**Given task**
Copy every line of the listing below word for word, leaving nothing out and adding nothing.

**Data to use**
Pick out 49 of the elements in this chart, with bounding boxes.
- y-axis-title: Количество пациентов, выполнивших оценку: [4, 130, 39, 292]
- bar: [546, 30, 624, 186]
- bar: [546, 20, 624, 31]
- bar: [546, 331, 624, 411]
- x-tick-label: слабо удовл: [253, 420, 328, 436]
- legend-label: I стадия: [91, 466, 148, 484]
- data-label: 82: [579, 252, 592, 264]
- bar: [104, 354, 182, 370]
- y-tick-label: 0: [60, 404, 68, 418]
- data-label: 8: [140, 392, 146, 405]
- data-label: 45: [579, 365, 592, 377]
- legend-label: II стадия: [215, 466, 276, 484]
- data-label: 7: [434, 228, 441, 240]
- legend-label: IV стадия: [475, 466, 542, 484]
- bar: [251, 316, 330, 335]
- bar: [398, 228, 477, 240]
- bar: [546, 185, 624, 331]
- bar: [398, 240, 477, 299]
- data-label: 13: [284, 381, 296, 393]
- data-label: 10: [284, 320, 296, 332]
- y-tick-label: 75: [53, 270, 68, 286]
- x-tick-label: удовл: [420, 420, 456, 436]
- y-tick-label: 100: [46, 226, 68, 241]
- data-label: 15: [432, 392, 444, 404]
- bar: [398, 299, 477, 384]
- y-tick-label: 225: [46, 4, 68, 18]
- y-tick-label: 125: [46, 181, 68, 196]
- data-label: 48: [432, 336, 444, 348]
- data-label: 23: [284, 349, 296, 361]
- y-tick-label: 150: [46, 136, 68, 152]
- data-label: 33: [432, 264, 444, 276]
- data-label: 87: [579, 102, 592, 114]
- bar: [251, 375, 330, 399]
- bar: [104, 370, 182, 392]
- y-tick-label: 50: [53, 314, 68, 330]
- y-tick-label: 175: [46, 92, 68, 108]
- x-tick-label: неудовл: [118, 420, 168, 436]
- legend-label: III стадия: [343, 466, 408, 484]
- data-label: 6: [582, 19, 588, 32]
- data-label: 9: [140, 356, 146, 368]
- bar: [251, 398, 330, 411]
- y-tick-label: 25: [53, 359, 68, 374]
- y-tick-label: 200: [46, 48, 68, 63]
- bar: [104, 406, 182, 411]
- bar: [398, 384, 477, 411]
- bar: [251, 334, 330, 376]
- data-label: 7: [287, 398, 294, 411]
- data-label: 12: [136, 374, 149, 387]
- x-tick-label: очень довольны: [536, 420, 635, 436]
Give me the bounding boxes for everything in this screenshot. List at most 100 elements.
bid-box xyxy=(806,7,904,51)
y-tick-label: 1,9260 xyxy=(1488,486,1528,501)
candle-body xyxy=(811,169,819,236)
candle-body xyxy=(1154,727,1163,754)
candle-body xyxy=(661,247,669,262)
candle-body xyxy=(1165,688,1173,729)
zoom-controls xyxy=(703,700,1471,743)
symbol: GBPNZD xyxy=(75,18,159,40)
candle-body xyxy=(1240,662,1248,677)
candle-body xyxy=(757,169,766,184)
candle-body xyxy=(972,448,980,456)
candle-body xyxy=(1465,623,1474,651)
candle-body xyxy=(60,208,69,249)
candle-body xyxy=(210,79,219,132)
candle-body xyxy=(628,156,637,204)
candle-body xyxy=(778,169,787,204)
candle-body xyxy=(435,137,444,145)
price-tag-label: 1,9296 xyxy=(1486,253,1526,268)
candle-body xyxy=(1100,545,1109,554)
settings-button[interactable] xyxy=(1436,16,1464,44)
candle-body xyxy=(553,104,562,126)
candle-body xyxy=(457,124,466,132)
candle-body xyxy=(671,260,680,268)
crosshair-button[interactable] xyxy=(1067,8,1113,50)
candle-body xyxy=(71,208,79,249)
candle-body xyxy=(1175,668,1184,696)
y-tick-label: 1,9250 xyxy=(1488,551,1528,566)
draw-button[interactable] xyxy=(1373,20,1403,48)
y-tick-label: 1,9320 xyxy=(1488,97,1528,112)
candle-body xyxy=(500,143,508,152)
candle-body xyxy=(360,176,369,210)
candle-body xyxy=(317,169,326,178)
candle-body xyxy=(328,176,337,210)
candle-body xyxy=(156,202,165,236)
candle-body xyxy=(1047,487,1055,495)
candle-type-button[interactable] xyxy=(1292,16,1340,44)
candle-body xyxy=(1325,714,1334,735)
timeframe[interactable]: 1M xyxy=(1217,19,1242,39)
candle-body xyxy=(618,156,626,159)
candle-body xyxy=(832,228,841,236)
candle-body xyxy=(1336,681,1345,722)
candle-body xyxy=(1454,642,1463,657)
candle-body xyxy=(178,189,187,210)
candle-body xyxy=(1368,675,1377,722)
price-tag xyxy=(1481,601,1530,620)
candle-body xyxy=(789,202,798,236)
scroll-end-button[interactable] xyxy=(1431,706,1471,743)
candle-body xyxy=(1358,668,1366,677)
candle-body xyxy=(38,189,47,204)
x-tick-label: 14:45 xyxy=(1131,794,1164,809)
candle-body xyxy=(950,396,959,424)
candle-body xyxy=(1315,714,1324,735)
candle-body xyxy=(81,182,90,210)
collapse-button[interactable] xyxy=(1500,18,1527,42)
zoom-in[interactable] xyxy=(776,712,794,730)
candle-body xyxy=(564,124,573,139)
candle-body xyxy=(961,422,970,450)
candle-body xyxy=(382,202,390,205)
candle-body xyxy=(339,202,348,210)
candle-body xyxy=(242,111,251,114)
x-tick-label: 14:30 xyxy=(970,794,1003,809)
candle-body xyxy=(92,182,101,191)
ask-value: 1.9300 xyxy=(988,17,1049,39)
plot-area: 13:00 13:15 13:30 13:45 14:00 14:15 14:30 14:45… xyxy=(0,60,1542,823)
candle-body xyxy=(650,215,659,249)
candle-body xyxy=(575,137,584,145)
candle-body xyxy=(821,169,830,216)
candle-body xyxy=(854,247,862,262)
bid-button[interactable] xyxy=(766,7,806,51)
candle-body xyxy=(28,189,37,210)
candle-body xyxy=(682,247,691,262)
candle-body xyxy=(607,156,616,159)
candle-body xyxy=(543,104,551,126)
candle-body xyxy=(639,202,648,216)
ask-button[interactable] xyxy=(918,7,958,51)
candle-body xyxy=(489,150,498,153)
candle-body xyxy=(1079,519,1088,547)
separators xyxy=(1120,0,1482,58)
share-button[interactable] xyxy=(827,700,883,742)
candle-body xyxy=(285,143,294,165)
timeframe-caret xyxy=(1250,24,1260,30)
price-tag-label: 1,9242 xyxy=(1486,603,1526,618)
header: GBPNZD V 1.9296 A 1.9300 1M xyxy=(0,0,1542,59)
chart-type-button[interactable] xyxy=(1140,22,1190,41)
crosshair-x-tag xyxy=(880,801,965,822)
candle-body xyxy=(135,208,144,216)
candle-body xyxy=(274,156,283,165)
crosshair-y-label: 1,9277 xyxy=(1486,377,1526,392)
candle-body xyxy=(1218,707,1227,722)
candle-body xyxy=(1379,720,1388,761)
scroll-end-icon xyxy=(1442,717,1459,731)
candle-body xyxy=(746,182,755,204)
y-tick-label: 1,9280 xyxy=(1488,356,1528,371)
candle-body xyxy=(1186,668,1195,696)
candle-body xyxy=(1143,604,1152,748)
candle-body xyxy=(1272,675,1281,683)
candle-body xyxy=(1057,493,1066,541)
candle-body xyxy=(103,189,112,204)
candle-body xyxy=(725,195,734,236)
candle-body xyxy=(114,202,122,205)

**Exercise result**
Pick out 49 of the elements in this chart, with bounding boxes.
- y-axis-title: Количество пациентов, выполнивших оценку: [4, 130, 39, 292]
- bar: [546, 30, 624, 186]
- bar: [546, 20, 624, 31]
- bar: [546, 331, 624, 411]
- x-tick-label: слабо удовл: [253, 420, 328, 436]
- legend-label: I стадия: [91, 466, 148, 484]
- data-label: 82: [579, 252, 592, 264]
- bar: [104, 354, 182, 370]
- y-tick-label: 0: [60, 404, 68, 418]
- data-label: 8: [140, 392, 146, 405]
- data-label: 45: [579, 365, 592, 377]
- legend-label: II стадия: [215, 466, 276, 484]
- data-label: 7: [434, 228, 441, 240]
- legend-label: IV стадия: [475, 466, 542, 484]
- bar: [251, 316, 330, 335]
- bar: [398, 228, 477, 240]
- bar: [546, 185, 624, 331]
- bar: [398, 240, 477, 299]
- data-label: 13: [284, 381, 296, 393]
- data-label: 10: [284, 320, 296, 332]
- y-tick-label: 75: [53, 270, 68, 286]
- x-tick-label: удовл: [420, 420, 456, 436]
- y-tick-label: 100: [46, 226, 68, 241]
- data-label: 15: [432, 392, 444, 404]
- bar: [398, 299, 477, 384]
- y-tick-label: 225: [46, 4, 68, 18]
- y-tick-label: 125: [46, 181, 68, 196]
- data-label: 48: [432, 336, 444, 348]
- data-label: 23: [284, 349, 296, 361]
- y-tick-label: 150: [46, 136, 68, 152]
- data-label: 33: [432, 264, 444, 276]
- data-label: 87: [579, 102, 592, 114]
- bar: [251, 375, 330, 399]
- bar: [104, 370, 182, 392]
- y-tick-label: 50: [53, 314, 68, 330]
- y-tick-label: 175: [46, 92, 68, 108]
- x-tick-label: неудовл: [118, 420, 168, 436]
- legend-label: III стадия: [343, 466, 408, 484]
- data-label: 6: [582, 19, 588, 32]
- data-label: 9: [140, 356, 146, 368]
- bar: [251, 398, 330, 411]
- y-tick-label: 25: [53, 359, 68, 374]
- y-tick-label: 200: [46, 48, 68, 63]
- bar: [104, 406, 182, 411]
- bar: [398, 384, 477, 411]
- bar: [251, 334, 330, 376]
- data-label: 7: [287, 398, 294, 411]
- data-label: 12: [136, 374, 149, 387]
- x-tick-label: очень довольны: [536, 420, 635, 436]
Give me the bounding boxes for everything in this screenshot. List at most 100 elements.
bid-box xyxy=(806,7,904,51)
y-tick-label: 1,9260 xyxy=(1488,486,1528,501)
candle-body xyxy=(811,169,819,236)
candle-body xyxy=(1154,727,1163,754)
candle-body xyxy=(661,247,669,262)
candle-body xyxy=(1165,688,1173,729)
zoom-controls xyxy=(703,700,1471,743)
symbol: GBPNZD xyxy=(75,18,159,40)
candle-body xyxy=(1240,662,1248,677)
candle-body xyxy=(757,169,766,184)
candle-body xyxy=(972,448,980,456)
candle-body xyxy=(1465,623,1474,651)
candle-body xyxy=(60,208,69,249)
candle-body xyxy=(210,79,219,132)
candle-body xyxy=(628,156,637,204)
candle-body xyxy=(778,169,787,204)
candle-body xyxy=(435,137,444,145)
price-tag-label: 1,9296 xyxy=(1486,253,1526,268)
candle-body xyxy=(1100,545,1109,554)
settings-button[interactable] xyxy=(1436,16,1464,44)
candle-body xyxy=(553,104,562,126)
candle-body xyxy=(457,124,466,132)
candle-body xyxy=(671,260,680,268)
crosshair-button[interactable] xyxy=(1067,8,1113,50)
candle-body xyxy=(71,208,79,249)
candle-body xyxy=(1175,668,1184,696)
y-tick-label: 1,9250 xyxy=(1488,551,1528,566)
draw-button[interactable] xyxy=(1373,20,1403,48)
y-tick-label: 1,9320 xyxy=(1488,97,1528,112)
candle-body xyxy=(500,143,508,152)
candle-body xyxy=(360,176,369,210)
candle-body xyxy=(317,169,326,178)
candle-body xyxy=(328,176,337,210)
candle-body xyxy=(156,202,165,236)
candle-body xyxy=(1047,487,1055,495)
candle-type-button[interactable] xyxy=(1292,16,1340,44)
candle-body xyxy=(1325,714,1334,735)
timeframe[interactable]: 1M xyxy=(1217,19,1242,39)
candle-body xyxy=(618,156,626,159)
candle-body xyxy=(832,228,841,236)
candle-body xyxy=(1336,681,1345,722)
candle-body xyxy=(1454,642,1463,657)
candle-body xyxy=(178,189,187,210)
candle-body xyxy=(1368,675,1377,722)
price-tag xyxy=(1481,601,1530,620)
candle-body xyxy=(789,202,798,236)
scroll-end-button[interactable] xyxy=(1431,706,1471,743)
candle-body xyxy=(1358,668,1366,677)
candle-body xyxy=(38,189,47,204)
x-tick-label: 14:45 xyxy=(1131,794,1164,809)
candle-body xyxy=(950,396,959,424)
candle-body xyxy=(1315,714,1324,735)
candle-body xyxy=(81,182,90,210)
collapse-button[interactable] xyxy=(1500,18,1527,42)
zoom-in[interactable] xyxy=(776,712,794,730)
candle-body xyxy=(564,124,573,139)
candle-body xyxy=(961,422,970,450)
candle-body xyxy=(382,202,390,205)
candle-body xyxy=(339,202,348,210)
candle-body xyxy=(242,111,251,114)
x-tick-label: 14:30 xyxy=(970,794,1003,809)
candle-body xyxy=(92,182,101,191)
ask-value: 1.9300 xyxy=(988,17,1049,39)
plot-area: 13:00 13:15 13:30 13:45 14:00 14:15 14:30 14:45… xyxy=(0,60,1542,823)
candle-body xyxy=(650,215,659,249)
candle-body xyxy=(575,137,584,145)
candle-body xyxy=(821,169,830,216)
candle-body xyxy=(854,247,862,262)
bid-button[interactable] xyxy=(766,7,806,51)
candle-body xyxy=(28,189,37,210)
candle-body xyxy=(682,247,691,262)
candle-body xyxy=(607,156,616,159)
candle-body xyxy=(543,104,551,126)
candle-body xyxy=(639,202,648,216)
ask-button[interactable] xyxy=(918,7,958,51)
candle-body xyxy=(489,150,498,153)
candle-body xyxy=(1079,519,1088,547)
separators xyxy=(1120,0,1482,58)
share-button[interactable] xyxy=(827,700,883,742)
candle-body xyxy=(285,143,294,165)
timeframe-caret xyxy=(1250,24,1260,30)
price-tag-label: 1,9242 xyxy=(1486,603,1526,618)
header: GBPNZD V 1.9296 A 1.9300 1M xyxy=(0,0,1542,59)
chart-type-button[interactable] xyxy=(1140,22,1190,41)
crosshair-x-tag xyxy=(880,801,965,822)
candle-body xyxy=(135,208,144,216)
candle-body xyxy=(274,156,283,165)
crosshair-y-label: 1,9277 xyxy=(1486,377,1526,392)
candle-body xyxy=(1218,707,1227,722)
candle-body xyxy=(1379,720,1388,761)
scroll-end-icon xyxy=(1442,717,1459,731)
candle-body xyxy=(746,182,755,204)
y-tick-label: 1,9280 xyxy=(1488,356,1528,371)
candle-body xyxy=(1186,668,1195,696)
candle-body xyxy=(1143,604,1152,748)
candle-body xyxy=(1272,675,1281,683)
candle-body xyxy=(1057,493,1066,541)
candle-body xyxy=(103,189,112,204)
candle-body xyxy=(725,195,734,236)
candle-body xyxy=(114,202,122,205)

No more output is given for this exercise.